(Records provided):
--

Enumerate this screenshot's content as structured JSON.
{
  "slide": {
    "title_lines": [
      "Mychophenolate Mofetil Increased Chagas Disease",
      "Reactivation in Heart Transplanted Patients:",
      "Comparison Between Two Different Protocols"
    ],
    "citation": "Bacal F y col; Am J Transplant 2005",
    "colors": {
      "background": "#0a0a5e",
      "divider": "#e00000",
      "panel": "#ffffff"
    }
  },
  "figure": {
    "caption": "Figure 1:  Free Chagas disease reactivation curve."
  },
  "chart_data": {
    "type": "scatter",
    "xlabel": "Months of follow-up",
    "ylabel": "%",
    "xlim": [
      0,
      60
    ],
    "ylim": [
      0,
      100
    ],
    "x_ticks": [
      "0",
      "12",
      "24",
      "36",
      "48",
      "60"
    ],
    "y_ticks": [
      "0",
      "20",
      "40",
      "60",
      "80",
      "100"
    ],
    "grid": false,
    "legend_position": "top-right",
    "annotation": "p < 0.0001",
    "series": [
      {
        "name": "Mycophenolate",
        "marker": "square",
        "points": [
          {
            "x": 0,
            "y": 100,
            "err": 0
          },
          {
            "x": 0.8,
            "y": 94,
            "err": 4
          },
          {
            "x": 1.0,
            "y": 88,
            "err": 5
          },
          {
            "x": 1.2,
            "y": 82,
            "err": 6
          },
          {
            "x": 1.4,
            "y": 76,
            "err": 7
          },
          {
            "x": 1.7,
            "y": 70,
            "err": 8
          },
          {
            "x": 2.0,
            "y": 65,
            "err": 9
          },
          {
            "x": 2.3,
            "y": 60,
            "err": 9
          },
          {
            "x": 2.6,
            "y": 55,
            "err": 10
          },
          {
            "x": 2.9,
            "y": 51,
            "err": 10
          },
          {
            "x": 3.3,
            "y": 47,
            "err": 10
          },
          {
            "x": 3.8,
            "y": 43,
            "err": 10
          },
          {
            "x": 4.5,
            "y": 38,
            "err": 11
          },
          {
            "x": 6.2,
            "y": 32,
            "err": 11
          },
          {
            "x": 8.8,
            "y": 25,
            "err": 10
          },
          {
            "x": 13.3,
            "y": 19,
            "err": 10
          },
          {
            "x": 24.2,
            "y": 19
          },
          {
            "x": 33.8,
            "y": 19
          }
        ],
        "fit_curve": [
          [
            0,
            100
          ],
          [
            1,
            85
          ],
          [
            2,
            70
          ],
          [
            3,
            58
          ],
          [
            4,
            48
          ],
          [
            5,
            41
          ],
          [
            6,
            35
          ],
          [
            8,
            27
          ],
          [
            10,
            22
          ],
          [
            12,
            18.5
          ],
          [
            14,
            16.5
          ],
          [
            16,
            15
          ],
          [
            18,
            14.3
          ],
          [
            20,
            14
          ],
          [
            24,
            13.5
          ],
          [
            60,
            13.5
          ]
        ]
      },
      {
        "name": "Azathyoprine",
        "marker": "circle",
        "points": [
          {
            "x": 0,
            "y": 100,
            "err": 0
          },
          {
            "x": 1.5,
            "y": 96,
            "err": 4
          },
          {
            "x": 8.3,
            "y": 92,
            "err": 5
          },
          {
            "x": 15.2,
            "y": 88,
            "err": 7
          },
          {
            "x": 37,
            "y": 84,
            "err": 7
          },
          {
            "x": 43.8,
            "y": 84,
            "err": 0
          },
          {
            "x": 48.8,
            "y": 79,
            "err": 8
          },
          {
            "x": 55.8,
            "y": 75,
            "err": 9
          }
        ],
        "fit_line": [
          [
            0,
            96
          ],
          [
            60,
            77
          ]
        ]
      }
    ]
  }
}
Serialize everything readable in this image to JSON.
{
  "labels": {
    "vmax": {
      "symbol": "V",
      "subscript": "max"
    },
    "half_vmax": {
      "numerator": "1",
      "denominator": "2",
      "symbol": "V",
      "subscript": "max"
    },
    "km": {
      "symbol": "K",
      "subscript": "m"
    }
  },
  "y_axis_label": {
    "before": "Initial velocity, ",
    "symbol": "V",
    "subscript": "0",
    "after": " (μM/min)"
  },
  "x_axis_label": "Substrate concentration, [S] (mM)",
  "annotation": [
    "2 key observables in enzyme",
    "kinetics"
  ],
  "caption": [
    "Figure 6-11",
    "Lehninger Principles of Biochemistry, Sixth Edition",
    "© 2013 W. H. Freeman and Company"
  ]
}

--

(What needs to be done): Give the listing again in its entirety, exactly as written.

(Written solution):
Enumerate this screenshot's content as structured JSON.
{
  "slide": {
    "title_lines": [
      "Mychophenolate Mofetil Increased Chagas Disease",
      "Reactivation in Heart Transplanted Patients:",
      "Comparison Between Two Different Protocols"
    ],
    "citation": "Bacal F y col; Am J Transplant 2005",
    "colors": {
      "background": "#0a0a5e",
      "divider": "#e00000",
      "panel": "#ffffff"
    }
  },
  "figure": {
    "caption": "Figure 1:  Free Chagas disease reactivation curve."
  },
  "chart_data": {
    "type": "scatter",
    "xlabel": "Months of follow-up",
    "ylabel": "%",
    "xlim": [
      0,
      60
    ],
    "ylim": [
      0,
      100
    ],
    "x_ticks": [
      "0",
      "12",
      "24",
      "36",
      "48",
      "60"
    ],
    "y_ticks": [
      "0",
      "20",
      "40",
      "60",
      "80",
      "100"
    ],
    "grid": false,
    "legend_position": "top-right",
    "annotation": "p < 0.0001",
    "series": [
      {
        "name": "Mycophenolate",
        "marker": "square",
        "points": [
          {
            "x": 0,
            "y": 100,
            "err": 0
          },
          {
            "x": 0.8,
            "y": 94,
            "err": 4
          },
          {
            "x": 1.0,
            "y": 88,
            "err": 5
          },
          {
            "x": 1.2,
            "y": 82,
            "err": 6
          },
          {
            "x": 1.4,
            "y": 76,
            "err": 7
          },
          {
            "x": 1.7,
            "y": 70,
            "err": 8
          },
          {
            "x": 2.0,
            "y": 65,
            "err": 9
          },
          {
            "x": 2.3,
            "y": 60,
            "err": 9
          },
          {
            "x": 2.6,
            "y": 55,
            "err": 10
          },
          {
            "x": 2.9,
            "y": 51,
            "err": 10
          },
          {
            "x": 3.3,
            "y": 47,
            "err": 10
          },
          {
            "x": 3.8,
            "y": 43,
            "err": 10
          },
          {
            "x": 4.5,
            "y": 38,
            "err": 11
          },
          {
            "x": 6.2,
            "y": 32,
            "err": 11
          },
          {
            "x": 8.8,
            "y": 25,
            "err": 10
          },
          {
            "x": 13.3,
            "y": 19,
            "err": 10
          },
          {
            "x": 24.2,
            "y": 19
          },
          {
            "x": 33.8,
            "y": 19
          }
        ],
        "fit_curve": [
          [
            0,
            100
          ],
          [
            1,
            85
          ],
          [
            2,
            70
          ],
          [
            3,
            58
          ],
          [
            4,
            48
          ],
          [
            5,
            41
          ],
          [
            6,
            35
          ],
          [
            8,
            27
          ],
          [
            10,
            22
          ],
          [
            12,
            18.5
          ],
          [
            14,
            16.5
          ],
          [
            16,
            15
          ],
          [
            18,
            14.3
          ],
          [
            20,
            14
          ],
          [
            24,
            13.5
          ],
          [
            60,
            13.5
          ]
        ]
      },
      {
        "name": "Azathyoprine",
        "marker": "circle",
        "points": [
          {
            "x": 0,
            "y": 100,
            "err": 0
          },
          {
            "x": 1.5,
            "y": 96,
            "err": 4
          },
          {
            "x": 8.3,
            "y": 92,
            "err": 5
          },
          {
            "x": 15.2,
            "y": 88,
            "err": 7
          },
          {
            "x": 37,
            "y": 84,
            "err": 7
          },
          {
            "x": 43.8,
            "y": 84,
            "err": 0
          },
          {
            "x": 48.8,
            "y": 79,
            "err": 8
          },
          {
            "x": 55.8,
            "y": 75,
            "err": 9
          }
        ],
        "fit_line": [
          [
            0,
            96
          ],
          [
            60,
            77
          ]
        ]
      }
    ]
  }
}
Serialize everything readable in this image to JSON.
{
  "labels": {
    "vmax": {
      "symbol": "V",
      "subscript": "max"
    },
    "half_vmax": {
      "numerator": "1",
      "denominator": "2",
      "symbol": "V",
      "subscript": "max"
    },
    "km": {
      "symbol": "K",
      "subscript": "m"
    }
  },
  "y_axis_label": {
    "before": "Initial velocity, ",
    "symbol": "V",
    "subscript": "0",
    "after": " (μM/min)"
  },
  "x_axis_label": "Substrate concentration, [S] (mM)",
  "annotation": [
    "2 key observables in enzyme",
    "kinetics"
  ],
  "caption": [
    "Figure 6-11",
    "Lehninger Principles of Biochemistry, Sixth Edition",
    "© 2013 W. H. Freeman and Company"
  ]
}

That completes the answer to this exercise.